Your objective:
Copy out lines with the word "outperforming" from the material that follows.
>> Begin Given data
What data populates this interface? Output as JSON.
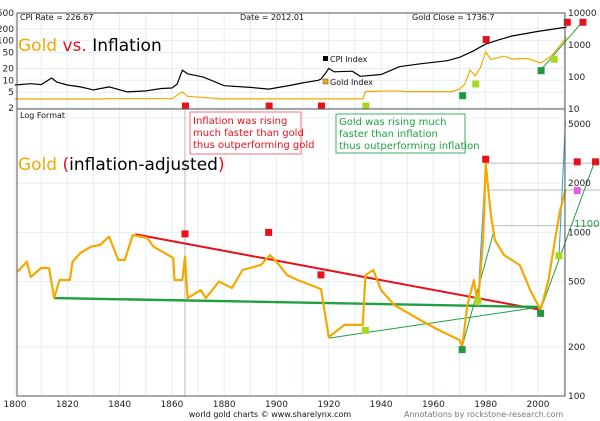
{
  "colors": {
    "gold": "#f5a800",
    "cpi": "#000000",
    "red": "#e8101a",
    "green": "#1fa040",
    "lime": "#a8d820",
    "darkgreen": "#1f9a40",
    "blue": "#2aa0e0",
    "pink": "#e060e0",
    "grid": "#e3eef7",
    "text_gray": "#777777"
  },
  "header": {
    "cpi_rate": "CPI Rate = 226.67",
    "date": "Date = 2012.01",
    "gold_close": "Gold Close = 1736.7"
  },
  "top_title": {
    "gold": "Gold",
    "vs": "vs.",
    "inflation": "Inflation"
  },
  "legend": {
    "cpi": "CPI Index",
    "gold": "Gold Index"
  },
  "bottom_panel": {
    "log_format": "Log Format",
    "title_gold": "Gold",
    "title_paren_open": "(",
    "title_rest": "inflation-adjusted",
    "title_paren_close": ")"
  },
  "annotations": {
    "red_box": [
      "Inflation was rising",
      "much faster than gold",
      "thus outperforming gold"
    ],
    "green_box": [
      "Gold was rising much",
      "faster than inflation",
      "thus outperforming inflation"
    ],
    "level_label": "1100"
  },
  "footer": {
    "source": "world gold charts © www.sharelynx.com",
    "credit": "Annotations by rockstone-research.com"
  },
  "chart_data": [
    {
      "type": "line",
      "scale": "log",
      "grid": true,
      "x_ticks": [
        1800,
        1820,
        1840,
        1860,
        1880,
        1900,
        1920,
        1940,
        1960,
        1980,
        2000
      ],
      "left_axis": {
        "ticks": [
          500,
          200,
          100,
          50,
          20,
          10,
          5,
          2
        ],
        "range": [
          2,
          500
        ]
      },
      "right_axis": {
        "ticks": [
          10000,
          1000,
          100,
          10
        ],
        "range": [
          10,
          10000
        ]
      },
      "series": [
        {
          "name": "CPI Index",
          "axis": "left",
          "points": [
            [
              1800,
              7.6
            ],
            [
              1806,
              8.2
            ],
            [
              1810,
              7.8
            ],
            [
              1814,
              11.4
            ],
            [
              1816,
              9
            ],
            [
              1820,
              7.6
            ],
            [
              1825,
              6.8
            ],
            [
              1830,
              5.7
            ],
            [
              1836,
              6.8
            ],
            [
              1843,
              5.1
            ],
            [
              1850,
              5.4
            ],
            [
              1856,
              6.2
            ],
            [
              1860,
              6.4
            ],
            [
              1862,
              8
            ],
            [
              1864,
              18
            ],
            [
              1866,
              14.6
            ],
            [
              1872,
              12
            ],
            [
              1880,
              7.3
            ],
            [
              1890,
              6.6
            ],
            [
              1897,
              6.0
            ],
            [
              1905,
              7.4
            ],
            [
              1910,
              8.6
            ],
            [
              1916,
              10
            ],
            [
              1917,
              10.8
            ],
            [
              1919,
              16
            ],
            [
              1920,
              20
            ],
            [
              1922,
              16.4
            ],
            [
              1929,
              17
            ],
            [
              1932,
              12.6
            ],
            [
              1940,
              14
            ],
            [
              1947,
              22
            ],
            [
              1955,
              26
            ],
            [
              1965,
              31
            ],
            [
              1970,
              38
            ],
            [
              1975,
              54
            ],
            [
              1980,
              82
            ],
            [
              1985,
              105
            ],
            [
              1990,
              131
            ],
            [
              2000,
              172
            ],
            [
              2011,
              220
            ]
          ]
        },
        {
          "name": "Gold Index",
          "axis": "right",
          "points": [
            [
              1800,
              20.5
            ],
            [
              1833,
              20.5
            ],
            [
              1834,
              21
            ],
            [
              1860,
              21
            ],
            [
              1862,
              27
            ],
            [
              1864,
              34
            ],
            [
              1866,
              25
            ],
            [
              1879,
              20.7
            ],
            [
              1933,
              20.7
            ],
            [
              1934,
              35
            ],
            [
              1945,
              37
            ],
            [
              1950,
              35
            ],
            [
              1967,
              35
            ],
            [
              1970,
              42
            ],
            [
              1972,
              60
            ],
            [
              1974,
              166
            ],
            [
              1976,
              108
            ],
            [
              1978,
              200
            ],
            [
              1980,
              615
            ],
            [
              1982,
              350
            ],
            [
              1987,
              450
            ],
            [
              1990,
              366
            ],
            [
              1996,
              380
            ],
            [
              2001,
              272
            ],
            [
              2005,
              450
            ],
            [
              2008,
              870
            ],
            [
              2011,
              1780
            ]
          ]
        }
      ],
      "markers": [
        {
          "color": "red",
          "x": 1865,
          "y_left": 2.3
        },
        {
          "color": "red",
          "x": 1897,
          "y_left": 2.3
        },
        {
          "color": "red",
          "x": 1917,
          "y_left": 2.3
        },
        {
          "color": "lime",
          "x": 1934,
          "y_left": 2.3
        },
        {
          "color": "darkgreen",
          "x": 1971,
          "y_left": 4.2
        },
        {
          "color": "lime",
          "x": 1976,
          "y_left": 8.3
        },
        {
          "color": "red",
          "x": 1980,
          "y_left": 110
        },
        {
          "color": "darkgreen",
          "x": 2001,
          "y_left": 18
        },
        {
          "color": "lime",
          "x": 2006,
          "y_left": 35
        },
        {
          "color": "red",
          "x": 2011,
          "y_left": 300
        },
        {
          "color": "red",
          "x": 2017,
          "y_left": 300
        }
      ]
    },
    {
      "type": "line",
      "scale": "log",
      "grid": true,
      "title": "Gold (inflation-adjusted)",
      "x_ticks": [
        1800,
        1820,
        1840,
        1860,
        1880,
        1900,
        1920,
        1940,
        1960,
        1980,
        2000
      ],
      "y_axis": {
        "ticks": [
          5000,
          2000,
          1000,
          500,
          200,
          100
        ],
        "range": [
          100,
          5000
        ],
        "side": "right"
      },
      "series": [
        {
          "name": "Gold",
          "points": [
            [
              1801,
              575
            ],
            [
              1804.5,
              662
            ],
            [
              1806,
              534
            ],
            [
              1810,
              606
            ],
            [
              1813,
              606
            ],
            [
              1815,
              397
            ],
            [
              1817,
              512
            ],
            [
              1821,
              512
            ],
            [
              1822,
              662
            ],
            [
              1825,
              748
            ],
            [
              1829,
              818
            ],
            [
              1832.5,
              837
            ],
            [
              1836,
              941
            ],
            [
              1839.5,
              678
            ],
            [
              1842,
              678
            ],
            [
              1845,
              964
            ],
            [
              1850.5,
              925
            ],
            [
              1853,
              818
            ],
            [
              1860.5,
              698
            ],
            [
              1861,
              512
            ],
            [
              1864,
              512
            ],
            [
              1865,
              711
            ],
            [
              1866,
              397
            ],
            [
              1871,
              444
            ],
            [
              1873,
              397
            ],
            [
              1878,
              500
            ],
            [
              1883,
              457
            ],
            [
              1887,
              589
            ],
            [
              1894,
              632
            ],
            [
              1897.5,
              727
            ],
            [
              1900,
              662
            ],
            [
              1904,
              549
            ],
            [
              1908,
              512
            ],
            [
              1914,
              470
            ],
            [
              1917,
              450
            ],
            [
              1920,
              229
            ],
            [
              1926,
              272
            ],
            [
              1933,
              272
            ],
            [
              1934,
              549
            ],
            [
              1937,
              589
            ],
            [
              1940,
              444
            ],
            [
              1945,
              360
            ],
            [
              1955,
              291
            ],
            [
              1962,
              253
            ],
            [
              1970,
              220
            ],
            [
              1971,
              200
            ],
            [
              1973,
              360
            ],
            [
              1975.5,
              512
            ],
            [
              1977,
              360
            ],
            [
              1979,
              900
            ],
            [
              1980,
              2650
            ],
            [
              1982,
              1277
            ],
            [
              1983.5,
              899
            ],
            [
              1987,
              727
            ],
            [
              1993,
              632
            ],
            [
              1997,
              444
            ],
            [
              2001,
              336
            ],
            [
              2004,
              512
            ],
            [
              2006.5,
              899
            ],
            [
              2008.5,
              1371
            ],
            [
              2010.5,
              1817
            ]
          ]
        }
      ],
      "trend_lines": [
        {
          "color": "red",
          "from": [
            1846,
            974
          ],
          "to": [
            2001,
            336
          ]
        },
        {
          "color": "green",
          "from": [
            1815,
            397
          ],
          "to": [
            2001,
            350
          ]
        },
        {
          "color": "green_thin",
          "from": [
            1920,
            226
          ],
          "to": [
            2001,
            350
          ]
        },
        {
          "color": "green_thin",
          "from": [
            1971,
            200
          ],
          "to": [
            1983,
            1000
          ]
        },
        {
          "color": "green_thin",
          "from": [
            2001,
            336
          ],
          "to": [
            2022,
            2800
          ]
        },
        {
          "color": "blue",
          "from": [
            1977,
            380
          ],
          "to": [
            1980,
            2650
          ]
        },
        {
          "color": "blue",
          "from": [
            2008,
            700
          ],
          "to": [
            2010.5,
            4800
          ]
        }
      ],
      "levels": [
        2650,
        1817,
        1100
      ],
      "markers": [
        {
          "color": "red",
          "x": 1980,
          "y": 2800
        },
        {
          "color": "red",
          "x": 1865,
          "y": 980
        },
        {
          "color": "red",
          "x": 1897,
          "y": 1000
        },
        {
          "color": "red",
          "x": 1917,
          "y": 550
        },
        {
          "color": "lime",
          "x": 1934,
          "y": 252
        },
        {
          "color": "lime",
          "x": 1977,
          "y": 385
        },
        {
          "color": "lime",
          "x": 2008,
          "y": 720
        },
        {
          "color": "darkgreen",
          "x": 1971,
          "y": 192
        },
        {
          "color": "darkgreen",
          "x": 2001,
          "y": 320
        },
        {
          "color": "red",
          "x": 2015,
          "y": 2700
        },
        {
          "color": "red",
          "x": 2022,
          "y": 2700
        },
        {
          "color": "pink",
          "x": 2015,
          "y": 1800
        }
      ]
    }
  ]
}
>> End Given data
Response to the exercise:
      "thus outperforming gold"
      "thus outperforming inflation"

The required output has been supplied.